* _Task statement_
Each line that holds the word "ylabel" should be returned.

* _Dataset excerpts_

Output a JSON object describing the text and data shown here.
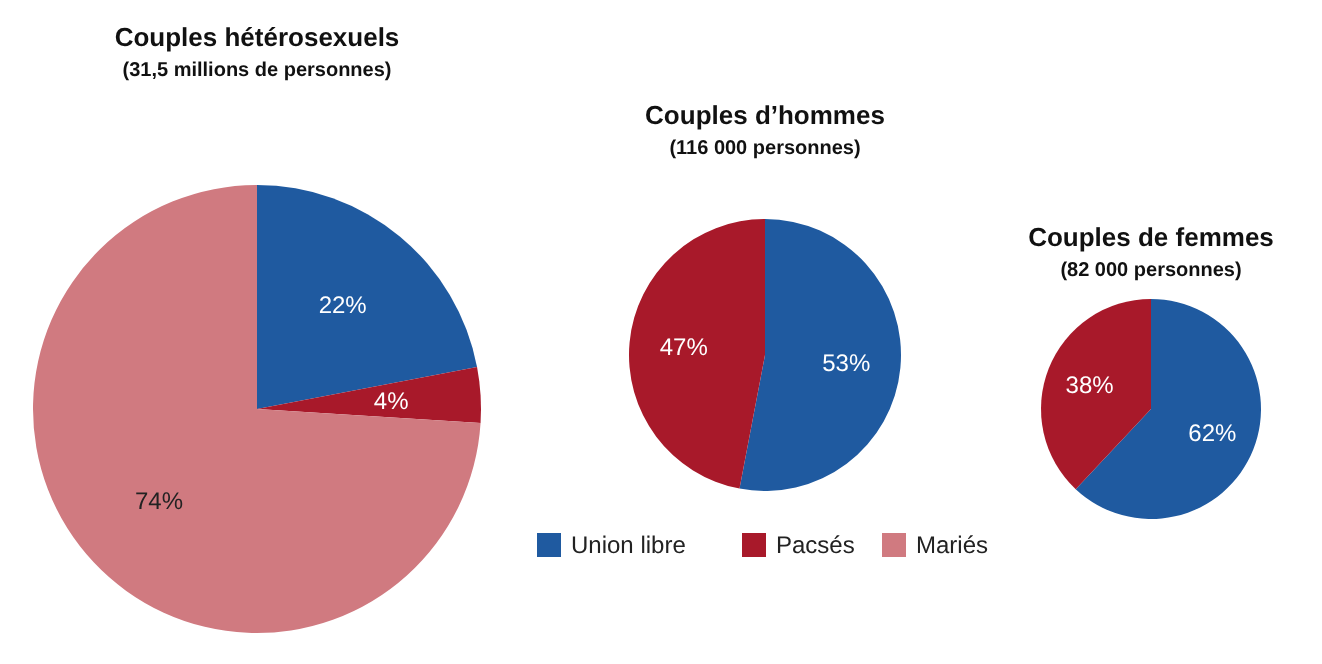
{
  "chart_data": [
    {
      "type": "pie",
      "title": "Couples hétérosexuels",
      "subtitle": "(31,5 millions de personnes)",
      "categories": [
        "Union libre",
        "Pacsés",
        "Mariés"
      ],
      "values": [
        22,
        4,
        74
      ],
      "value_labels": [
        "22%",
        "4%",
        "74%"
      ],
      "colors": [
        "#1f5aa0",
        "#a8192a",
        "#d07a80"
      ],
      "legend": "bottom"
    },
    {
      "type": "pie",
      "title": "Couples d’hommes",
      "subtitle": "(116 000 personnes)",
      "categories": [
        null,
        null
      ],
      "values": [
        53,
        47
      ],
      "value_labels": [
        "53%",
        "47%"
      ],
      "colors": [
        "#1f5aa0",
        "#a8192a"
      ]
    },
    {
      "type": "pie",
      "title": "Couples de femmes",
      "subtitle": "(82 000 personnes)",
      "categories": [
        null,
        null
      ],
      "values": [
        62,
        38
      ],
      "value_labels": [
        "62%",
        "38%"
      ],
      "colors": [
        "#1f5aa0",
        "#a8192a"
      ]
    }
  ]
}
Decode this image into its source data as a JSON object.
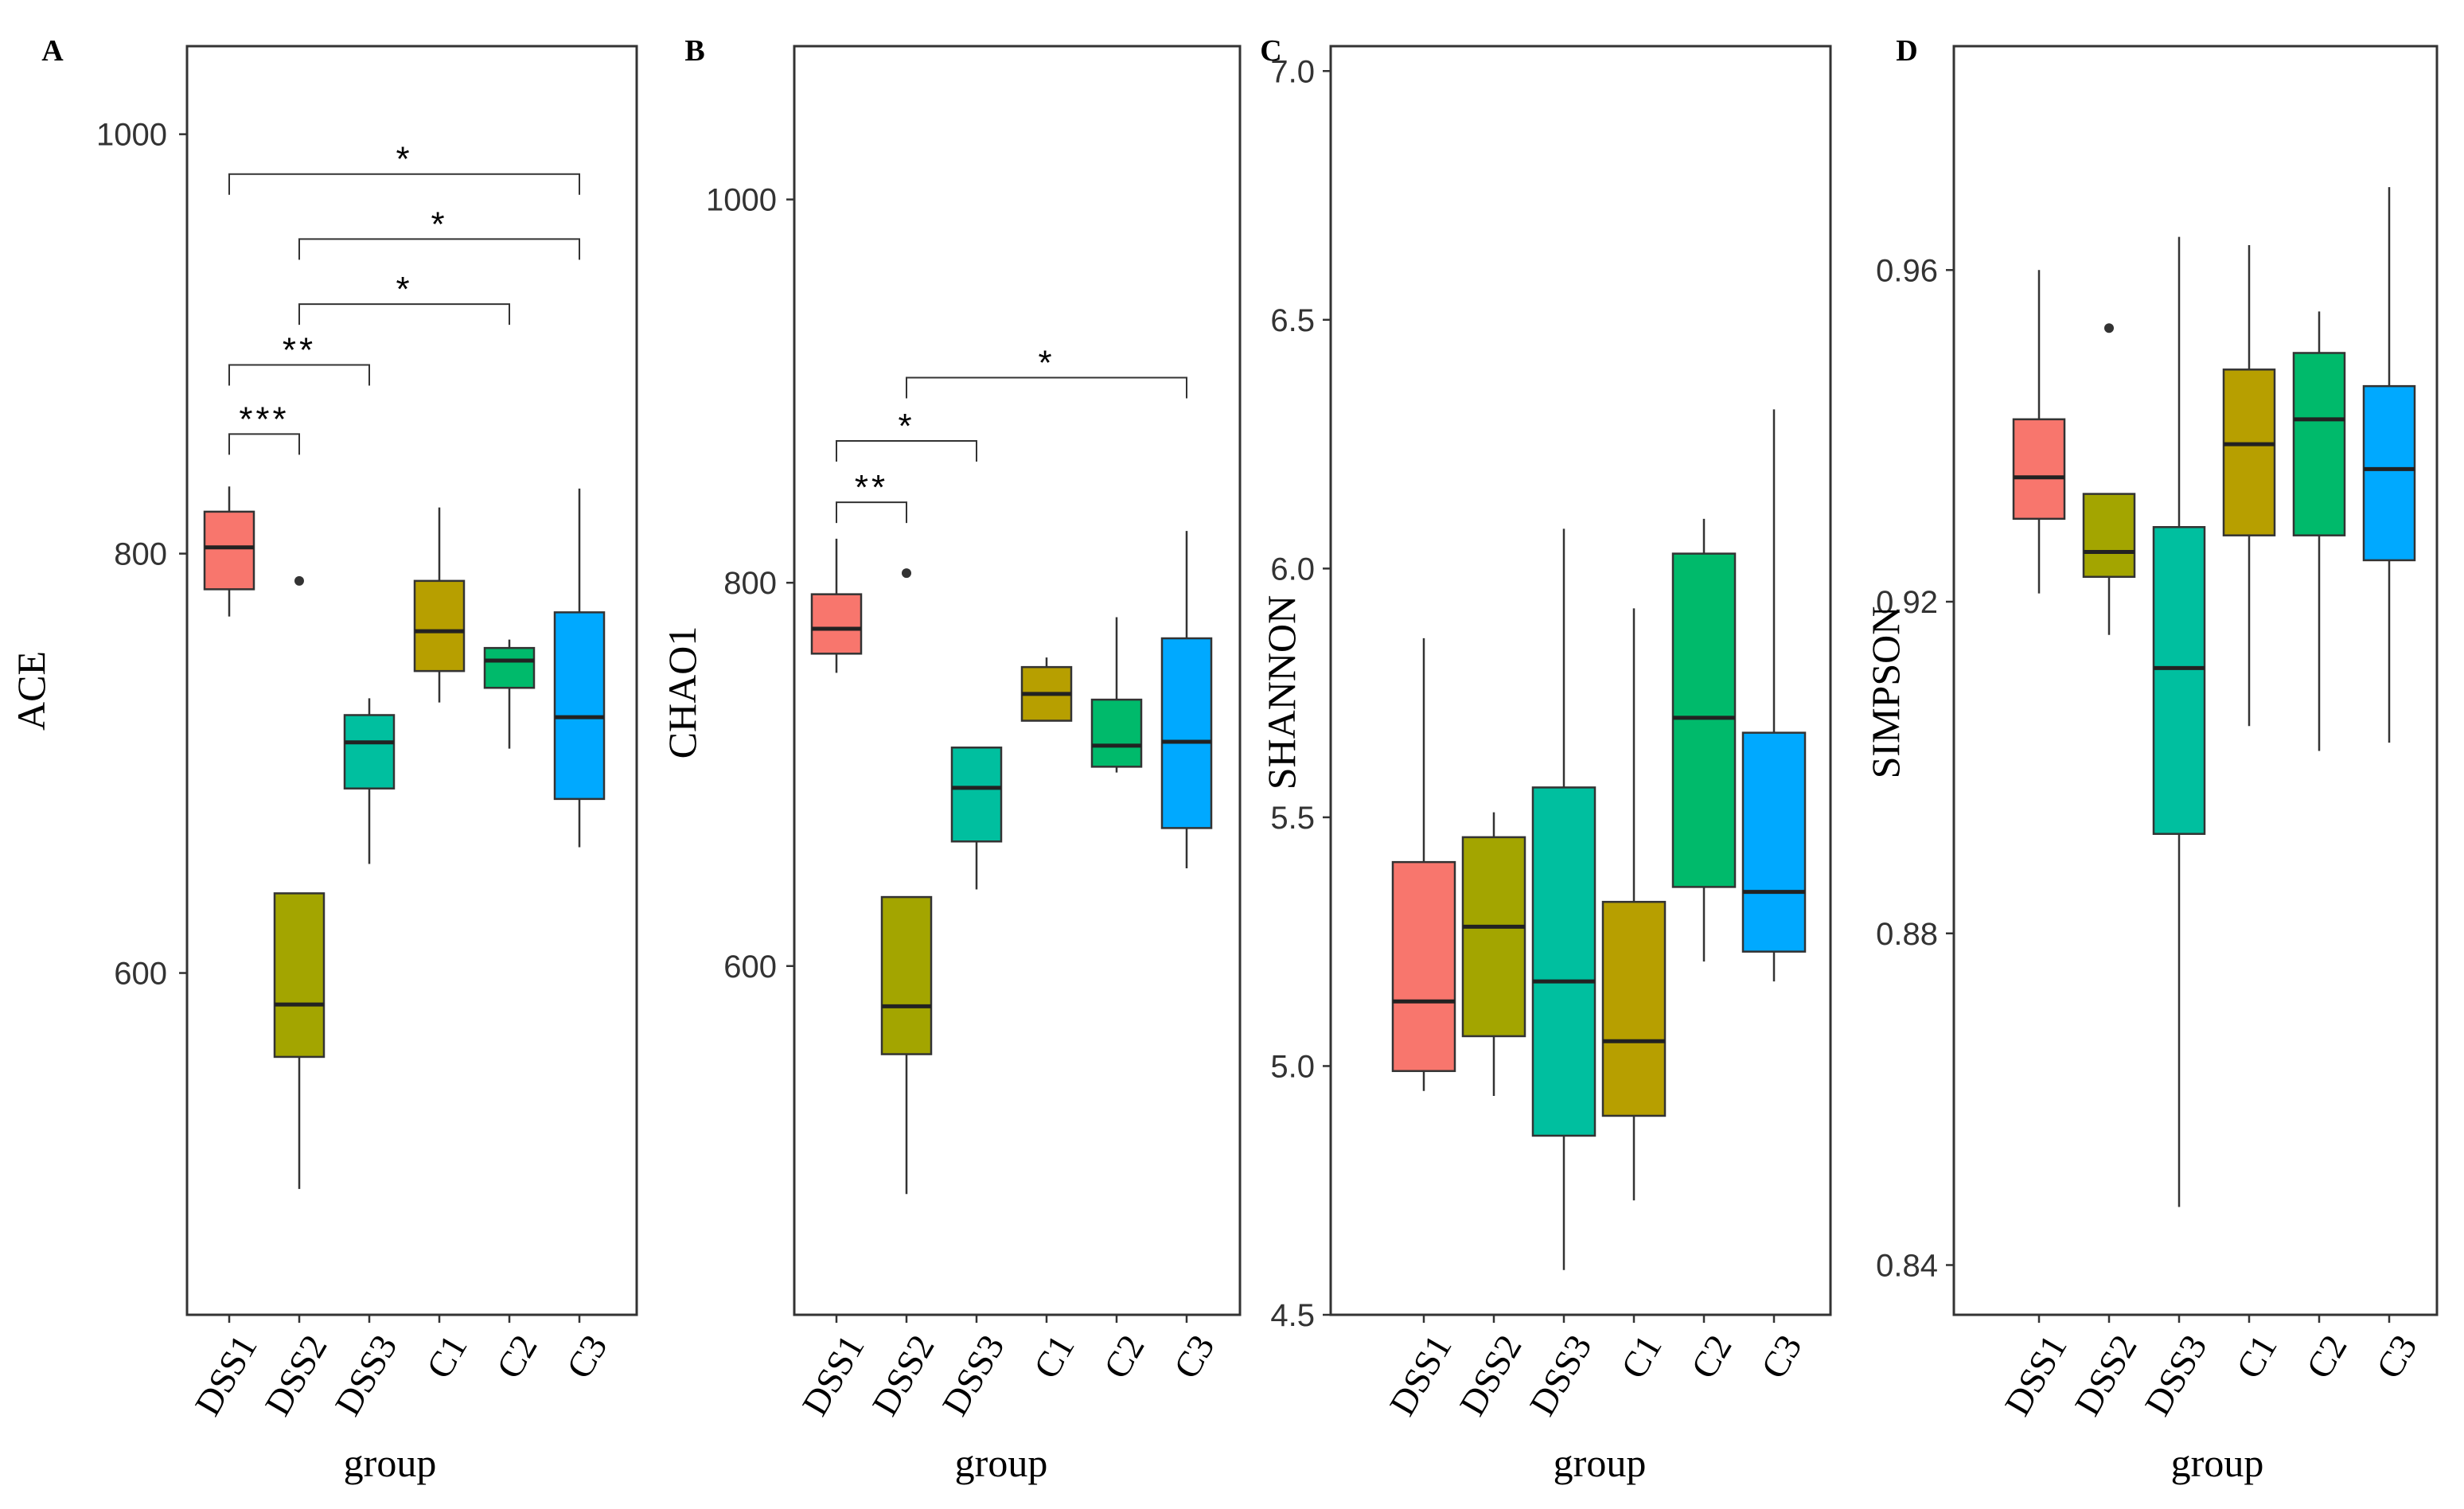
{
  "chart_data": [
    {
      "panel_letter": "A",
      "type": "box",
      "xlabel": "group",
      "ylabel": "ACE",
      "ylim": [
        437,
        1042
      ],
      "yticks": [
        {
          "value": 600,
          "label": "600"
        },
        {
          "value": 800,
          "label": "800"
        },
        {
          "value": 1000,
          "label": "1000"
        }
      ],
      "categories": [
        "DSS1",
        "DSS2",
        "DSS3",
        "C1",
        "C2",
        "C3"
      ],
      "colors": [
        "#F8766D",
        "#A3A500",
        "#00BF9F",
        "#B79F00",
        "#00BA6B",
        "#00A9FF"
      ],
      "boxes": [
        {
          "whisker_low": 770,
          "q1": 783,
          "median": 803,
          "q3": 820,
          "whisker_high": 832,
          "outliers": []
        },
        {
          "whisker_low": 497,
          "q1": 560,
          "median": 585,
          "q3": 638,
          "whisker_high": 638,
          "outliers": [
            787
          ]
        },
        {
          "whisker_low": 652,
          "q1": 688,
          "median": 710,
          "q3": 723,
          "whisker_high": 731,
          "outliers": []
        },
        {
          "whisker_low": 729,
          "q1": 744,
          "median": 763,
          "q3": 787,
          "whisker_high": 822,
          "outliers": []
        },
        {
          "whisker_low": 707,
          "q1": 736,
          "median": 749,
          "q3": 755,
          "whisker_high": 759,
          "outliers": []
        },
        {
          "whisker_low": 660,
          "q1": 683,
          "median": 722,
          "q3": 772,
          "whisker_high": 831,
          "outliers": []
        }
      ],
      "brackets": [
        {
          "from": 0,
          "to": 1,
          "y": 857,
          "label": "***"
        },
        {
          "from": 0,
          "to": 2,
          "y": 890,
          "label": "**"
        },
        {
          "from": 1,
          "to": 4,
          "y": 919,
          "label": "*"
        },
        {
          "from": 1,
          "to": 5,
          "y": 950,
          "label": "*"
        },
        {
          "from": 0,
          "to": 5,
          "y": 981,
          "label": "*"
        }
      ]
    },
    {
      "panel_letter": "B",
      "type": "box",
      "xlabel": "group",
      "ylabel": "CHAO1",
      "ylim": [
        418,
        1080
      ],
      "yticks": [
        {
          "value": 600,
          "label": "600"
        },
        {
          "value": 800,
          "label": "800"
        },
        {
          "value": 1000,
          "label": "1000"
        }
      ],
      "categories": [
        "DSS1",
        "DSS2",
        "DSS3",
        "C1",
        "C2",
        "C3"
      ],
      "colors": [
        "#F8766D",
        "#A3A500",
        "#00BF9F",
        "#B79F00",
        "#00BA6B",
        "#00A9FF"
      ],
      "boxes": [
        {
          "whisker_low": 753,
          "q1": 763,
          "median": 776,
          "q3": 794,
          "whisker_high": 823,
          "outliers": []
        },
        {
          "whisker_low": 481,
          "q1": 554,
          "median": 579,
          "q3": 636,
          "whisker_high": 636,
          "outliers": [
            805
          ]
        },
        {
          "whisker_low": 640,
          "q1": 665,
          "median": 693,
          "q3": 714,
          "whisker_high": 714,
          "outliers": []
        },
        {
          "whisker_low": 728,
          "q1": 728,
          "median": 742,
          "q3": 756,
          "whisker_high": 761,
          "outliers": []
        },
        {
          "whisker_low": 701,
          "q1": 704,
          "median": 715,
          "q3": 739,
          "whisker_high": 782,
          "outliers": []
        },
        {
          "whisker_low": 651,
          "q1": 672,
          "median": 717,
          "q3": 771,
          "whisker_high": 827,
          "outliers": []
        }
      ],
      "brackets": [
        {
          "from": 0,
          "to": 1,
          "y": 842,
          "label": "**"
        },
        {
          "from": 0,
          "to": 2,
          "y": 874,
          "label": "*"
        },
        {
          "from": 1,
          "to": 5,
          "y": 907,
          "label": "*"
        }
      ]
    },
    {
      "panel_letter": "C",
      "type": "box",
      "xlabel": "group",
      "ylabel": "SHANNON",
      "ylim": [
        4.5,
        7.05
      ],
      "yticks": [
        {
          "value": 4.5,
          "label": "4.5"
        },
        {
          "value": 5.0,
          "label": "5.0"
        },
        {
          "value": 5.5,
          "label": "5.5"
        },
        {
          "value": 6.0,
          "label": "6.0"
        },
        {
          "value": 6.5,
          "label": "6.5"
        },
        {
          "value": 7.0,
          "label": "7.0"
        }
      ],
      "categories": [
        "DSS1",
        "DSS2",
        "DSS3",
        "C1",
        "C2",
        "C3"
      ],
      "colors": [
        "#F8766D",
        "#A3A500",
        "#00BF9F",
        "#B79F00",
        "#00BA6B",
        "#00A9FF"
      ],
      "boxes": [
        {
          "whisker_low": 4.95,
          "q1": 4.99,
          "median": 5.13,
          "q3": 5.41,
          "whisker_high": 5.86,
          "outliers": []
        },
        {
          "whisker_low": 4.94,
          "q1": 5.06,
          "median": 5.28,
          "q3": 5.46,
          "whisker_high": 5.51,
          "outliers": []
        },
        {
          "whisker_low": 4.59,
          "q1": 4.86,
          "median": 5.17,
          "q3": 5.56,
          "whisker_high": 6.08,
          "outliers": []
        },
        {
          "whisker_low": 4.73,
          "q1": 4.9,
          "median": 5.05,
          "q3": 5.33,
          "whisker_high": 5.92,
          "outliers": []
        },
        {
          "whisker_low": 5.21,
          "q1": 5.36,
          "median": 5.7,
          "q3": 6.03,
          "whisker_high": 6.1,
          "outliers": []
        },
        {
          "whisker_low": 5.17,
          "q1": 5.23,
          "median": 5.35,
          "q3": 5.67,
          "whisker_high": 6.32,
          "outliers": []
        }
      ],
      "brackets": []
    },
    {
      "panel_letter": "D",
      "type": "box",
      "xlabel": "group",
      "ylabel": "SIMPSON",
      "ylim": [
        0.834,
        0.987
      ],
      "yticks": [
        {
          "value": 0.84,
          "label": "0.84"
        },
        {
          "value": 0.88,
          "label": "0.88"
        },
        {
          "value": 0.92,
          "label": "0.92"
        },
        {
          "value": 0.96,
          "label": "0.96"
        }
      ],
      "categories": [
        "DSS1",
        "DSS2",
        "DSS3",
        "C1",
        "C2",
        "C3"
      ],
      "colors": [
        "#F8766D",
        "#A3A500",
        "#00BF9F",
        "#B79F00",
        "#00BA6B",
        "#00A9FF"
      ],
      "boxes": [
        {
          "whisker_low": 0.921,
          "q1": 0.93,
          "median": 0.935,
          "q3": 0.942,
          "whisker_high": 0.96,
          "outliers": []
        },
        {
          "whisker_low": 0.916,
          "q1": 0.923,
          "median": 0.926,
          "q3": 0.933,
          "whisker_high": 0.933,
          "outliers": [
            0.953
          ]
        },
        {
          "whisker_low": 0.847,
          "q1": 0.892,
          "median": 0.912,
          "q3": 0.929,
          "whisker_high": 0.964,
          "outliers": []
        },
        {
          "whisker_low": 0.905,
          "q1": 0.928,
          "median": 0.939,
          "q3": 0.948,
          "whisker_high": 0.963,
          "outliers": []
        },
        {
          "whisker_low": 0.902,
          "q1": 0.928,
          "median": 0.942,
          "q3": 0.95,
          "whisker_high": 0.955,
          "outliers": []
        },
        {
          "whisker_low": 0.903,
          "q1": 0.925,
          "median": 0.936,
          "q3": 0.946,
          "whisker_high": 0.97,
          "outliers": []
        }
      ],
      "brackets": []
    }
  ]
}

* _Result of this task_
      "ylabel": "ACE",
      "ylabel": "CHAO1",
      "ylabel": "SHANNON",
      "ylabel": "SIMPSON",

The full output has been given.